> _EXERCISE PROMPT_: Give the number of lines in the records below that include "辛烷磺酸钠", and nothing more.

> _INPUT MATERIAL_:
-=-=-=-=-
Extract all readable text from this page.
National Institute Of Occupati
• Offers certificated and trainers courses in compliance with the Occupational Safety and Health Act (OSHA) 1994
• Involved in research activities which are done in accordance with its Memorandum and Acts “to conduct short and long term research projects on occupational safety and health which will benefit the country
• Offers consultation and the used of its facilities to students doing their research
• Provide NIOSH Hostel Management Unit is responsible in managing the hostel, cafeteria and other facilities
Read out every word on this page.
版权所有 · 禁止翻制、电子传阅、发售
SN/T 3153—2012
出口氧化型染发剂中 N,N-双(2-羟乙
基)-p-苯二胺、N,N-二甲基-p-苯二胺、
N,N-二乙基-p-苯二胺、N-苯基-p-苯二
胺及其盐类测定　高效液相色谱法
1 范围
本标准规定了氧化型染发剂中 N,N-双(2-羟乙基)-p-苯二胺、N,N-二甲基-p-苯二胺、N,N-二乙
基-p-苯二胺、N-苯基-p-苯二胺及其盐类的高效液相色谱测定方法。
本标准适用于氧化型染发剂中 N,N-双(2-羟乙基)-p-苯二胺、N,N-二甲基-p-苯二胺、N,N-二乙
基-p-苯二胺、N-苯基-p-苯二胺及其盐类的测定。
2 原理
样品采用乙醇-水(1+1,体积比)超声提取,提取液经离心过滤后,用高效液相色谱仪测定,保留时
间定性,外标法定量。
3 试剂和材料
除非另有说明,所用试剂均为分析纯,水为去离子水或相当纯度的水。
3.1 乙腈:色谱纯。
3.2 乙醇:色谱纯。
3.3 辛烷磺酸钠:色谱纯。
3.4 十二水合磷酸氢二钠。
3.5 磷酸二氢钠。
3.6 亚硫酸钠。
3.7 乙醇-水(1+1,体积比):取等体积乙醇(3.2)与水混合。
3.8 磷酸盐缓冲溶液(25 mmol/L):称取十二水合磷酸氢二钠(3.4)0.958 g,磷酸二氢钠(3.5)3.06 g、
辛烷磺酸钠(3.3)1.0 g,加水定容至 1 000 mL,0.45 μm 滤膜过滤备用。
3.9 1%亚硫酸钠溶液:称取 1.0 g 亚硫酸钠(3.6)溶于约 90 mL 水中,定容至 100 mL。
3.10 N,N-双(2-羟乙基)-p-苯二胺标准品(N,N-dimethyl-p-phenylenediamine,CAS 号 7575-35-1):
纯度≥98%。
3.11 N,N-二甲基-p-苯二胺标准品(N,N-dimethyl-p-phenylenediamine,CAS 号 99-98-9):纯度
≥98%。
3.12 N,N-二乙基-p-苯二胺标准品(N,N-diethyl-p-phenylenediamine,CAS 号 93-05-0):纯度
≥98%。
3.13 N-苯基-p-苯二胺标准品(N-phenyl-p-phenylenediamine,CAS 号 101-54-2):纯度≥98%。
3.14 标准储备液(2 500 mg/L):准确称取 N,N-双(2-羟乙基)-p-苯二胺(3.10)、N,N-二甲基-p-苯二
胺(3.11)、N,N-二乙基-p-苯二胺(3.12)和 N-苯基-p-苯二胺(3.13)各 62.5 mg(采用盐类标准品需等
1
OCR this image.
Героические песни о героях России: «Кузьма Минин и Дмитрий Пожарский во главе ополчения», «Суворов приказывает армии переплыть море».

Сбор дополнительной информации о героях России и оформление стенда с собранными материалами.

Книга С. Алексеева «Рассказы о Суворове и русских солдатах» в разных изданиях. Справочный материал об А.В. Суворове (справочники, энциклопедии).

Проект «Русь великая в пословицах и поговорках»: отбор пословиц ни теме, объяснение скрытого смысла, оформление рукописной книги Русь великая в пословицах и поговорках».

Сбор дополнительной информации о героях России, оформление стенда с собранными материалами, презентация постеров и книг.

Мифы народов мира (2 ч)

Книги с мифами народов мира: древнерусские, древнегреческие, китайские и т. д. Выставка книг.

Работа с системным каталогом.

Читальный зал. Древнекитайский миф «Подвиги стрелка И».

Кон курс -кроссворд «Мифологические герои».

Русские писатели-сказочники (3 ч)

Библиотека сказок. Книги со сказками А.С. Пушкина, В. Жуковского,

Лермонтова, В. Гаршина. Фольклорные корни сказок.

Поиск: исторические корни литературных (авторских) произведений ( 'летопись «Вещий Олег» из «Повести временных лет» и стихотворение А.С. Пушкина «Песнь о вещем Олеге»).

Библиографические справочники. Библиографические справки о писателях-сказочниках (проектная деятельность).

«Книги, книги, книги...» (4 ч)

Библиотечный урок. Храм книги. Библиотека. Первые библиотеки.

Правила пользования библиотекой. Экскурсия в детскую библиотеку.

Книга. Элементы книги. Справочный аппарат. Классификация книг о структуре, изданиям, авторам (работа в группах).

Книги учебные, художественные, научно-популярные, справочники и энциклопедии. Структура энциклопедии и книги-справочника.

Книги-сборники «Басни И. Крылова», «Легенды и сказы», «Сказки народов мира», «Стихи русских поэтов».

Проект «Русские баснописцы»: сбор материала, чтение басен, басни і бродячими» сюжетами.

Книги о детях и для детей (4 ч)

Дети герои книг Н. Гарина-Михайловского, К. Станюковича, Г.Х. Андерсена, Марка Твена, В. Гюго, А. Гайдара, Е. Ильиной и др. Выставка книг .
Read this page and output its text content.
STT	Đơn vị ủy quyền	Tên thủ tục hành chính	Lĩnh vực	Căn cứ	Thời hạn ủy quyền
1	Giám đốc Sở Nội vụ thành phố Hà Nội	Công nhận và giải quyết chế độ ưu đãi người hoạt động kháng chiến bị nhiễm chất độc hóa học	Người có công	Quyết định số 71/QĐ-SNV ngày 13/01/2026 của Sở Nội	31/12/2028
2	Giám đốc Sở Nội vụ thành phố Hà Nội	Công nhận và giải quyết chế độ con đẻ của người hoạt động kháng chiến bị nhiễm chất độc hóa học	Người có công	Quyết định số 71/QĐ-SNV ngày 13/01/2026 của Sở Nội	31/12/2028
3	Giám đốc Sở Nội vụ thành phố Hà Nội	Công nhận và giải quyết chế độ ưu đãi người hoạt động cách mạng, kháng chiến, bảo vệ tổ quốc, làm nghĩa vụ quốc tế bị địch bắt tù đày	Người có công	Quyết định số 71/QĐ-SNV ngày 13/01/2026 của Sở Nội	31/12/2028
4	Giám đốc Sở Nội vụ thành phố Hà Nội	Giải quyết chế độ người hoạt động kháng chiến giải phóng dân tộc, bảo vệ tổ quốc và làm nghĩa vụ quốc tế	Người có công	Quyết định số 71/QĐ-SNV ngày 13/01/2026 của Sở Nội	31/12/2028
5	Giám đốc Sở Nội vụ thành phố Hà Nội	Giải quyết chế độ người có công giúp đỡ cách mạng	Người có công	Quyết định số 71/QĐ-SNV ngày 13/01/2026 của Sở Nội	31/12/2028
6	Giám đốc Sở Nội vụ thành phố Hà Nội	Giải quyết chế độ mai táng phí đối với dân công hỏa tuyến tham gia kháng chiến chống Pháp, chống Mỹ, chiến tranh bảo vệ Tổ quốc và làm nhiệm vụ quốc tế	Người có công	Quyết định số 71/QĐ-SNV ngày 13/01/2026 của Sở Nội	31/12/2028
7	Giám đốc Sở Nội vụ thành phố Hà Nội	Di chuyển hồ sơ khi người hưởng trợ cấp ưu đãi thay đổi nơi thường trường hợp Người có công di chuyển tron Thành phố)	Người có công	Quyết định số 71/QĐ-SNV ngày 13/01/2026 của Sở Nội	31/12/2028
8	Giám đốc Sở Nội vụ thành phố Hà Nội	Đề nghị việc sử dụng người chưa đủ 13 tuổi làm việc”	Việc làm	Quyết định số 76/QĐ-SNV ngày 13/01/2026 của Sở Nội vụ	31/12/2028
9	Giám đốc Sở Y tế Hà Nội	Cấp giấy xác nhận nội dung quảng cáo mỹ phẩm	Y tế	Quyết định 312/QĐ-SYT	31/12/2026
-=-=-=-=-
> _ANSWER_: 2